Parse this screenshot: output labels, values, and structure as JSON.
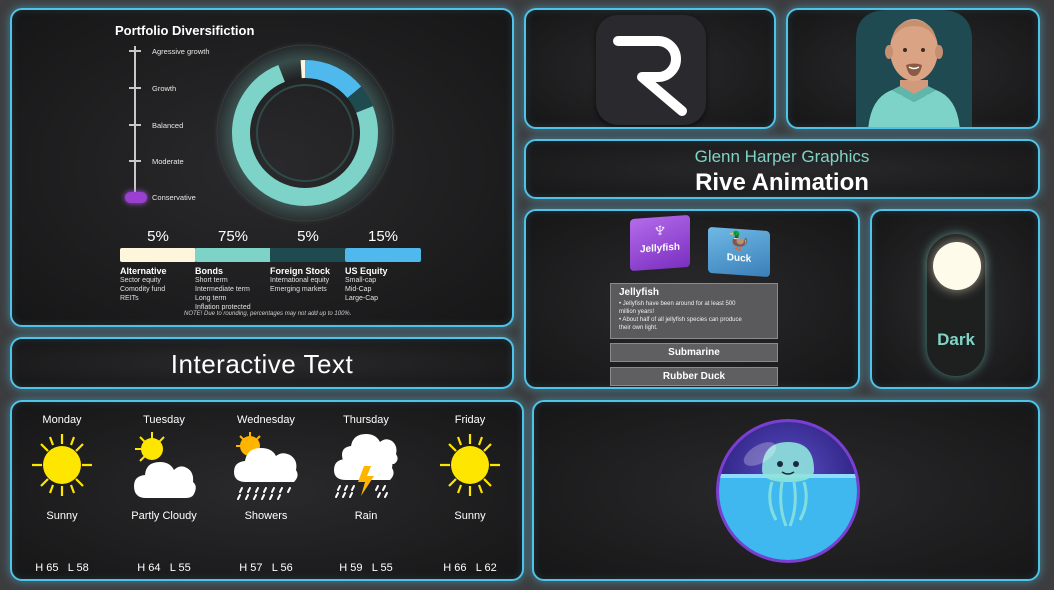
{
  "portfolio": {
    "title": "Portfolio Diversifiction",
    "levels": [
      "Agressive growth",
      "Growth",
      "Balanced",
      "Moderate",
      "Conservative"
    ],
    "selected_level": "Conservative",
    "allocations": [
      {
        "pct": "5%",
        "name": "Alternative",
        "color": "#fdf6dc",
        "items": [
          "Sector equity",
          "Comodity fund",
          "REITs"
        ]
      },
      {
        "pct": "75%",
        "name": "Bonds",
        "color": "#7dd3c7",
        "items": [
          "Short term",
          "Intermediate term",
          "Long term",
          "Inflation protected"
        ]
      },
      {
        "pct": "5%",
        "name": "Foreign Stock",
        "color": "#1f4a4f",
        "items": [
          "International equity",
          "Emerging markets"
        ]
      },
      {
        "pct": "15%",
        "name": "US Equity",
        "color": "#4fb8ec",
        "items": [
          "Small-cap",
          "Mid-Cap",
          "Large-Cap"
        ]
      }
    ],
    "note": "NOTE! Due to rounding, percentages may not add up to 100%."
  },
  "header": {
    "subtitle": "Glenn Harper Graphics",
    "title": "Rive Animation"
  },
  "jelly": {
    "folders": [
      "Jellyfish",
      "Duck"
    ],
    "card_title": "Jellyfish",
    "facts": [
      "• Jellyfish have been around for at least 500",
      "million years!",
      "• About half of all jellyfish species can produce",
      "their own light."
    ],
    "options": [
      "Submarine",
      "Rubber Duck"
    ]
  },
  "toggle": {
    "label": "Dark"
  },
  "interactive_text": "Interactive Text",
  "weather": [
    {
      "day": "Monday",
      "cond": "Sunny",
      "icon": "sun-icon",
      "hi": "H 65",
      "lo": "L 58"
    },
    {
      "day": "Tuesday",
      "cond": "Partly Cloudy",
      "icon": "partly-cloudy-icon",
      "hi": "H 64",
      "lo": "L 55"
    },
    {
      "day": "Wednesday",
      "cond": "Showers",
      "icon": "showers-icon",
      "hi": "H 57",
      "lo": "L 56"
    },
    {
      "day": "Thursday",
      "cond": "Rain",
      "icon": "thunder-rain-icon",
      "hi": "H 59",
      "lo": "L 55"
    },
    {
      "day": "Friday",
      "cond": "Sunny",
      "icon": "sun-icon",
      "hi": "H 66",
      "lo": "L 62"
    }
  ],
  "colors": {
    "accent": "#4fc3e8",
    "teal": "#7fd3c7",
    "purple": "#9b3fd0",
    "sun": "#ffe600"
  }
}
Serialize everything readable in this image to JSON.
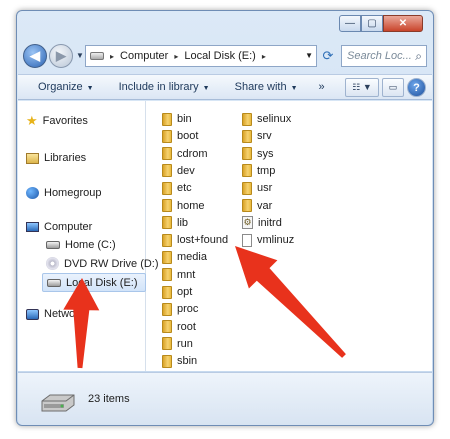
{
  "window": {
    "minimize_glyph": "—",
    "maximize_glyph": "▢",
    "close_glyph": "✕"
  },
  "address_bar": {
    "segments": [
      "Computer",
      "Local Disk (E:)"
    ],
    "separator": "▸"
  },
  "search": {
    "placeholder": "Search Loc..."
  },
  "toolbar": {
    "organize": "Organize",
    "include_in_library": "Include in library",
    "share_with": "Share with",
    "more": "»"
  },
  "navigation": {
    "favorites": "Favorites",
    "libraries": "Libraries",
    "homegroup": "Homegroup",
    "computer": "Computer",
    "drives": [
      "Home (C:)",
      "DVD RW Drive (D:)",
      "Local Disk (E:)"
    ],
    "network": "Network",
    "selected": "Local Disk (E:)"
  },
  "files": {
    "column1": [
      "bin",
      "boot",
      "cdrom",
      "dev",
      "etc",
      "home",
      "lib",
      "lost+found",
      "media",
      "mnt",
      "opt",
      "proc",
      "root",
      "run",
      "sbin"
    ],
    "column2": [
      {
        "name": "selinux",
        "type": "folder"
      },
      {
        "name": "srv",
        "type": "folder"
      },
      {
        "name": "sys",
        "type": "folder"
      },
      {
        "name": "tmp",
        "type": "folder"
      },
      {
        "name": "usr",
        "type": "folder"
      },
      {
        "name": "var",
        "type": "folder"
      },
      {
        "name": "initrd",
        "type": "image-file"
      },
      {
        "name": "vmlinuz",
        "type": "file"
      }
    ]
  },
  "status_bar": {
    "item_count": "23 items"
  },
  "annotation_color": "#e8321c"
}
+++++
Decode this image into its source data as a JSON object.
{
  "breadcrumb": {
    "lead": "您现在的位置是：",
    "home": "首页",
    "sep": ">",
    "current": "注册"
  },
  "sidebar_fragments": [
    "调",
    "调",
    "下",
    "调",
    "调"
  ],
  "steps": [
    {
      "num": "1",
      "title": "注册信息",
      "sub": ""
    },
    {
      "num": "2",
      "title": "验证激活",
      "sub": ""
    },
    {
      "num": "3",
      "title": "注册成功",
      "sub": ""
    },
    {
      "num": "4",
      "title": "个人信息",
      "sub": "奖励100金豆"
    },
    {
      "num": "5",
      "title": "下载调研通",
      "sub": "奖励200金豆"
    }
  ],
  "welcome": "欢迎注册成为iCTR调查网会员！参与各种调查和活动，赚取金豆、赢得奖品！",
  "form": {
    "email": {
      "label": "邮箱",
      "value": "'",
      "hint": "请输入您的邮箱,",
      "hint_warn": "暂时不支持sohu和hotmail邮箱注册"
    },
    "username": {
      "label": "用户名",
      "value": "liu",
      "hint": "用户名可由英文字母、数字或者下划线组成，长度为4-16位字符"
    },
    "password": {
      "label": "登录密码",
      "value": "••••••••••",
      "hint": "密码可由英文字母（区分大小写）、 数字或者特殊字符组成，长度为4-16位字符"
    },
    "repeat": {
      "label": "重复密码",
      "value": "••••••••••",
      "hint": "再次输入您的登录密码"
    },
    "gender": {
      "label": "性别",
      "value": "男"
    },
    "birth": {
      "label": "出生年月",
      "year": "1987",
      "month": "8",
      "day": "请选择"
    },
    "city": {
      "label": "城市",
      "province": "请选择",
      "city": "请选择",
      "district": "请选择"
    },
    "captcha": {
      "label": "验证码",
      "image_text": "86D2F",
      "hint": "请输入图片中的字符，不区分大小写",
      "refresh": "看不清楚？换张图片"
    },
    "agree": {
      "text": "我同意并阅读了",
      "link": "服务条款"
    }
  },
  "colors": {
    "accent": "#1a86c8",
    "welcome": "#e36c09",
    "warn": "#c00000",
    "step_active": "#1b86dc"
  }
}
+++++
## DIRECTION
Search the material above for "term". Pull out each line where it shows up.

## WRITTEN ANSWER
          "Short term",
          "Intermediate term",
          "Long term",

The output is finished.